- Written task: Copy every line with the string "филол" in it.

A block of data:
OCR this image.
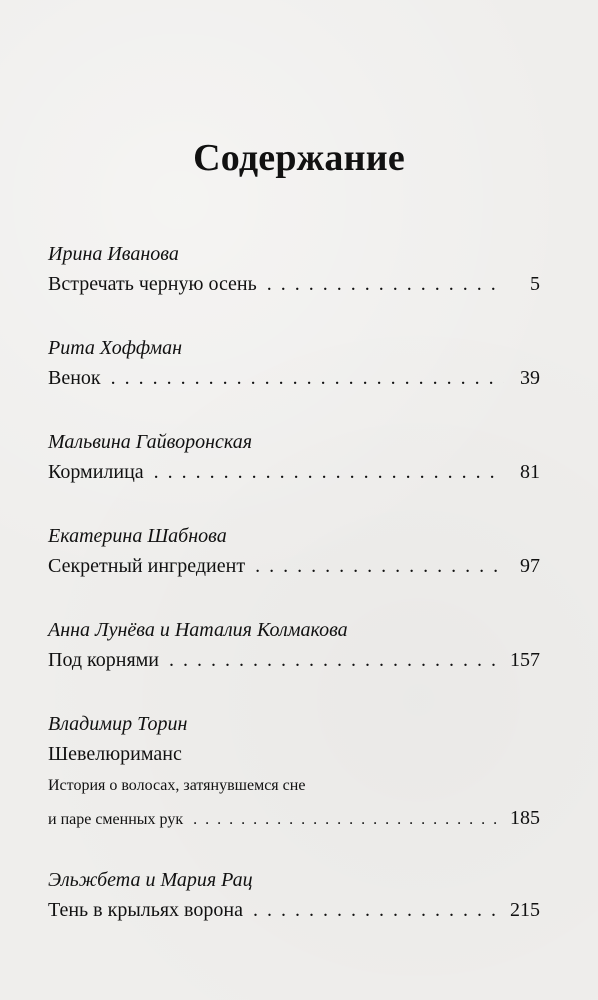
Содержание
Ирина Иванова
Встречать черную осень . . .	5
Рита Хоффман
Венок . . .	39
Мальвина Гайворонская
Кормилица . . .	81
Екатерина Шабнова
Секретный ингредиент . . .	97
Анна Лунёва и Наталия Колмакова
Под корнями . . .	157
Владимир Торин
Шевелюриманс
История о волосах, затянувшемся сне
и паре сменных рук . . .	185
Эльжбета и Мария Рац
Тень в крыльях ворона . . .	215
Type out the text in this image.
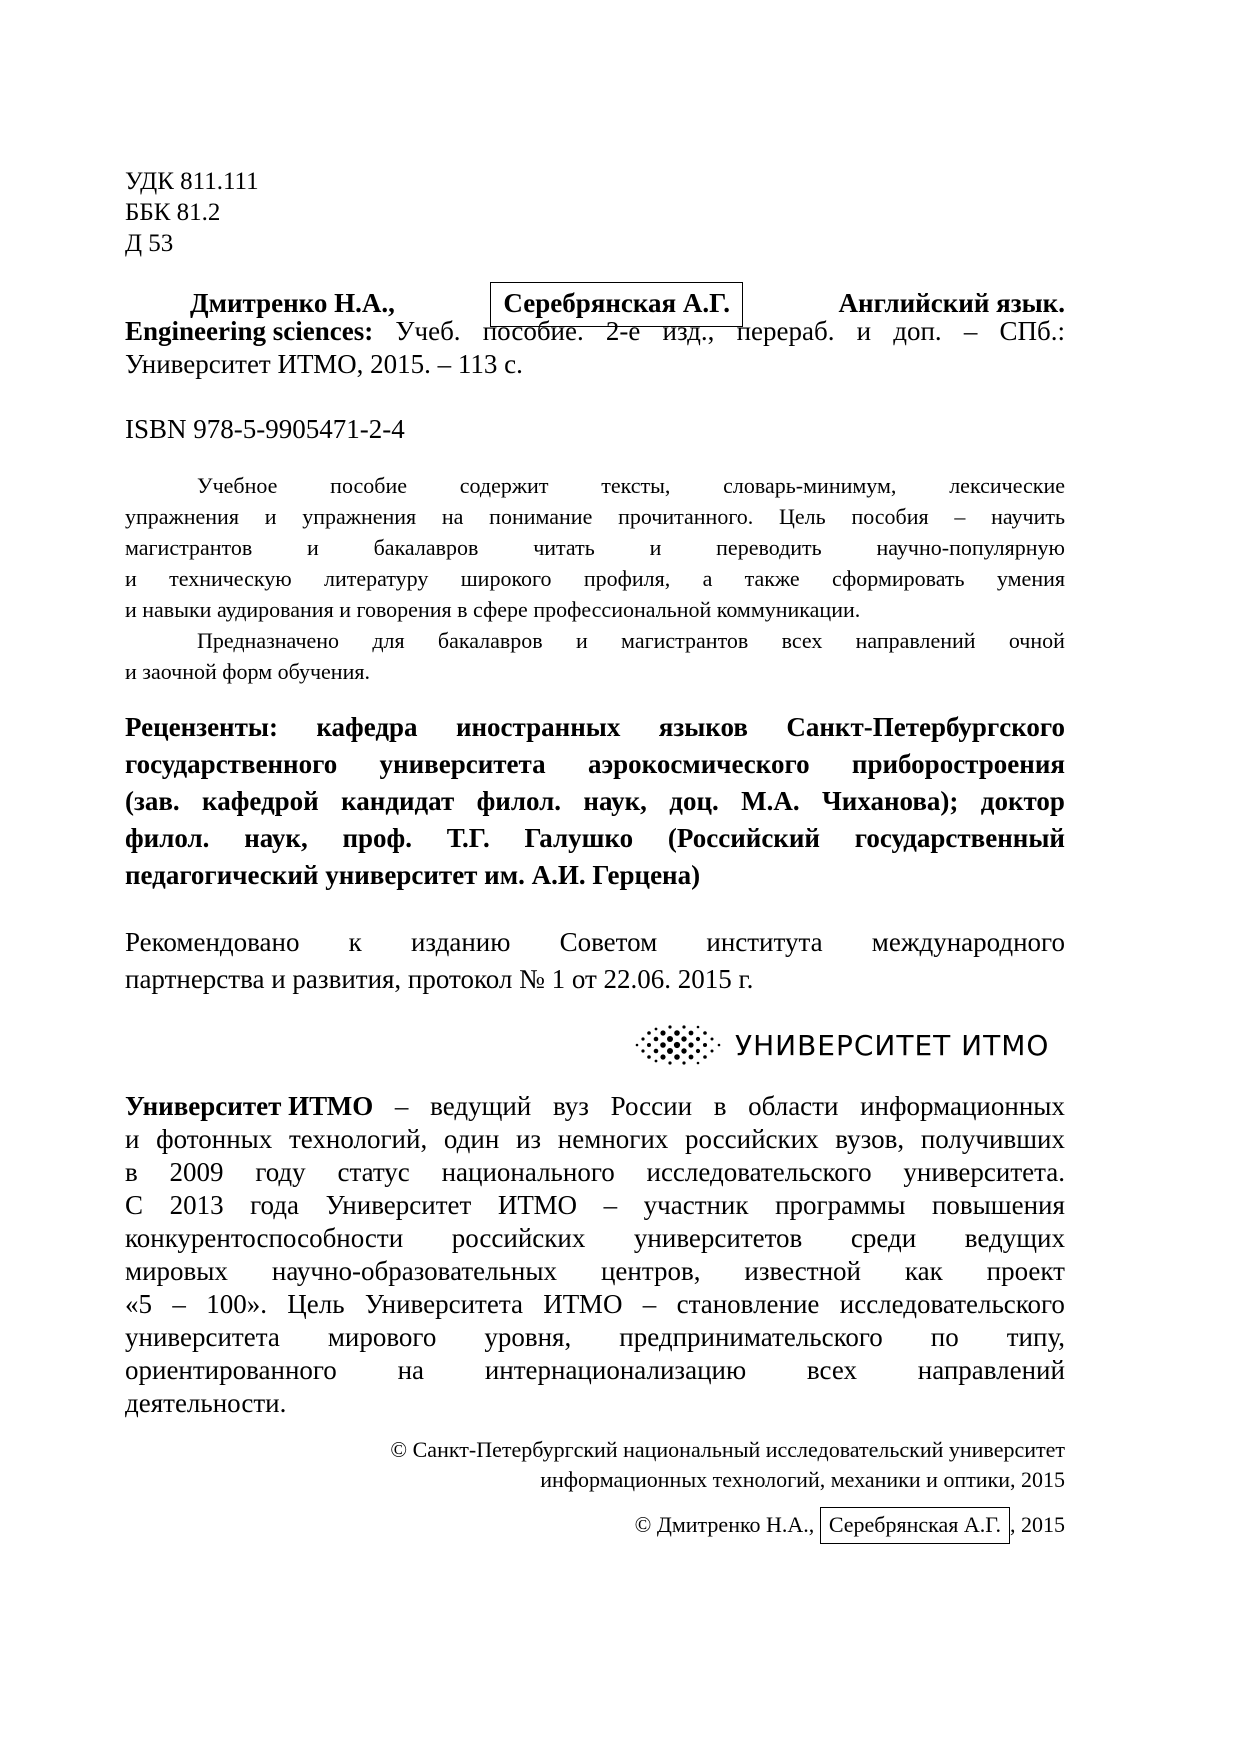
УДК 811.111
ББК 81.2
Д 53
Дмитренко Н.А.,	Серебрянская А.Г.	Английский язык.
Engineering sciences: Учеб. пособие. 2-е изд., перераб. и доп. – СПб.:
Университет ИТМО, 2015. – 113 с.
ISBN 978-5-9905471-2-4
Учебное пособие содержит тексты, словарь-минимум, лексические
упражнения и упражнения на понимание прочитанного. Цель пособия – научить
магистрантов и бакалавров читать и переводить научно-популярную
и техническую литературу широкого профиля, а также сформировать умения
и навыки аудирования и говорения в сфере профессиональной коммуникации.
Предназначено для бакалавров и магистрантов всех направлений очной
и заочной форм обучения.
Рецензенты: кафедра иностранных языков Санкт-Петербургского
государственного университета аэрокосмического приборостроения
(зав. кафедрой кандидат филол. наук, доц. М.А. Чиханова); доктор
филол. наук, проф. Т.Г. Галушко (Российский государственный
педагогический университет им. А.И. Герцена)
Рекомендовано к изданию Советом института международного
партнерства и развития, протокол № 1 от 22.06. 2015 г.
УНИВЕРСИТЕТ ИТМО
Университет ИТМО – ведущий вуз России в области информационных
и фотонных технологий, один из немногих российских вузов, получивших
в 2009 году статус национального исследовательского университета.
С 2013 года Университет ИТМО – участник программы повышения
конкурентоспособности российских университетов среди ведущих
мировых научно-образовательных центров, известной как проект
«5 – 100». Цель Университета ИТМО – становление исследовательского
университета мирового уровня, предпринимательского по типу,
ориентированного на интернационализацию всех направлений
деятельности.
© Санкт-Петербургский национальный исследовательский университет
информационных технологий, механики и оптики, 2015
© Дмитренко Н.А., Серебрянская А.Г. , 2015
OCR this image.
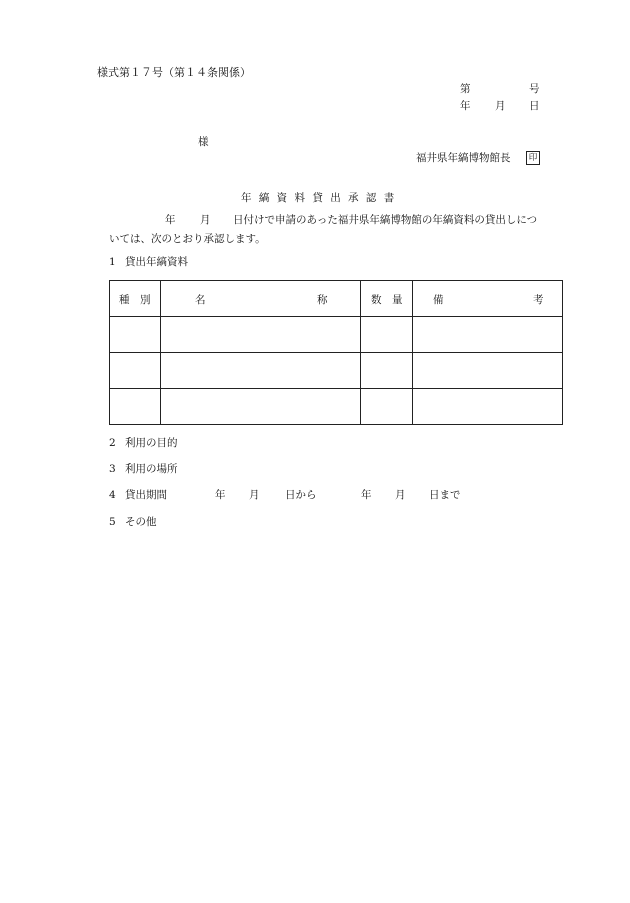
様式第１７号（第１４条関係）
第	号
年 月 日
様
福井県年縞博物館長	印
年 縞 資 料 貸 出 承 認 書
年 月 日付けで申請のあった福井県年縞博物館の年縞資料の貸出しにつ
いては、次のとおり承認します。
1 貸出年縞資料
種 別	名 称	数 量	備 考

2 利用の目的
3 利用の場所
4 貸出期間	年 月 日から	年 月 日まで
5 その他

- Result for this task:
(зав. кафедрой кандидат филол. наук, доц. М.А. Чиханова); доктор
филол. наук, проф. Т.Г. Галушко (Российский государственный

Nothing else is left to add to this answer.